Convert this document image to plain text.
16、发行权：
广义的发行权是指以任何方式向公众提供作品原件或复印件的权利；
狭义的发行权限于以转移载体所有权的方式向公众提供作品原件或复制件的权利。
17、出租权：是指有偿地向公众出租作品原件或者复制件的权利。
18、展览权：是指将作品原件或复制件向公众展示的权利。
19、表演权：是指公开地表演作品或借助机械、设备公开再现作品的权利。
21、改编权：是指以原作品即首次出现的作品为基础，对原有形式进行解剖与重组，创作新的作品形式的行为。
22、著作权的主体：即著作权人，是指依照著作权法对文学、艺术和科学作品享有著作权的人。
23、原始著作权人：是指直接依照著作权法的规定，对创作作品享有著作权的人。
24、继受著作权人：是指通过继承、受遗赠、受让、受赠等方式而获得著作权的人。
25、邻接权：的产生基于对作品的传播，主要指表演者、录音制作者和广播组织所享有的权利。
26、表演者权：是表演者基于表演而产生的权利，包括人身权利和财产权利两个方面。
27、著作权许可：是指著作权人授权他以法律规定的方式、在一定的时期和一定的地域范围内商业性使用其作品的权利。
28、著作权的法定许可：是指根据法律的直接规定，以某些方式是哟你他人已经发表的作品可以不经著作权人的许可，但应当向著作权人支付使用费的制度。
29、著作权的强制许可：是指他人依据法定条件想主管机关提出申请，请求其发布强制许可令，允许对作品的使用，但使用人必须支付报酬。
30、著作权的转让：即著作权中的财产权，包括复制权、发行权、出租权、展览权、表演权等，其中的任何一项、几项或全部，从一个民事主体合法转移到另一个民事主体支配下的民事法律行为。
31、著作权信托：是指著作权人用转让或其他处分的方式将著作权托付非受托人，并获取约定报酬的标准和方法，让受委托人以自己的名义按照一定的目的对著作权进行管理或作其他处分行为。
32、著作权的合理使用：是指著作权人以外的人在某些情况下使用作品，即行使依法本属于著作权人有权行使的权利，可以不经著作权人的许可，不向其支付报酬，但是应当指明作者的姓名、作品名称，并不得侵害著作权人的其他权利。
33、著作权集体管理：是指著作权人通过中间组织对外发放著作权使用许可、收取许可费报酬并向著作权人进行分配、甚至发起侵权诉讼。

==*==

Problem to solve ::
Repeat each of the entries above precisely as given.

The output ::
Convert this document image to plain text.
16、发行权：
广义的发行权是指以任何方式向公众提供作品原件或复印件的权利；
狭义的发行权限于以转移载体所有权的方式向公众提供作品原件或复制件的权利。
17、出租权：是指有偿地向公众出租作品原件或者复制件的权利。
18、展览权：是指将作品原件或复制件向公众展示的权利。
19、表演权：是指公开地表演作品或借助机械、设备公开再现作品的权利。
21、改编权：是指以原作品即首次出现的作品为基础，对原有形式进行解剖与重组，创作新的作品形式的行为。
22、著作权的主体：即著作权人，是指依照著作权法对文学、艺术和科学作品享有著作权的人。
23、原始著作权人：是指直接依照著作权法的规定，对创作作品享有著作权的人。
24、继受著作权人：是指通过继承、受遗赠、受让、受赠等方式而获得著作权的人。
25、邻接权：的产生基于对作品的传播，主要指表演者、录音制作者和广播组织所享有的权利。
26、表演者权：是表演者基于表演而产生的权利，包括人身权利和财产权利两个方面。
27、著作权许可：是指著作权人授权他以法律规定的方式、在一定的时期和一定的地域范围内商业性使用其作品的权利。
28、著作权的法定许可：是指根据法律的直接规定，以某些方式是哟你他人已经发表的作品可以不经著作权人的许可，但应当向著作权人支付使用费的制度。
29、著作权的强制许可：是指他人依据法定条件想主管机关提出申请，请求其发布强制许可令，允许对作品的使用，但使用人必须支付报酬。
30、著作权的转让：即著作权中的财产权，包括复制权、发行权、出租权、展览权、表演权等，其中的任何一项、几项或全部，从一个民事主体合法转移到另一个民事主体支配下的民事法律行为。
31、著作权信托：是指著作权人用转让或其他处分的方式将著作权托付非受托人，并获取约定报酬的标准和方法，让受委托人以自己的名义按照一定的目的对著作权进行管理或作其他处分行为。
32、著作权的合理使用：是指著作权人以外的人在某些情况下使用作品，即行使依法本属于著作权人有权行使的权利，可以不经著作权人的许可，不向其支付报酬，但是应当指明作者的姓名、作品名称，并不得侵害著作权人的其他权利。
33、著作权集体管理：是指著作权人通过中间组织对外发放著作权使用许可、收取许可费报酬并向著作权人进行分配、甚至发起侵权诉讼。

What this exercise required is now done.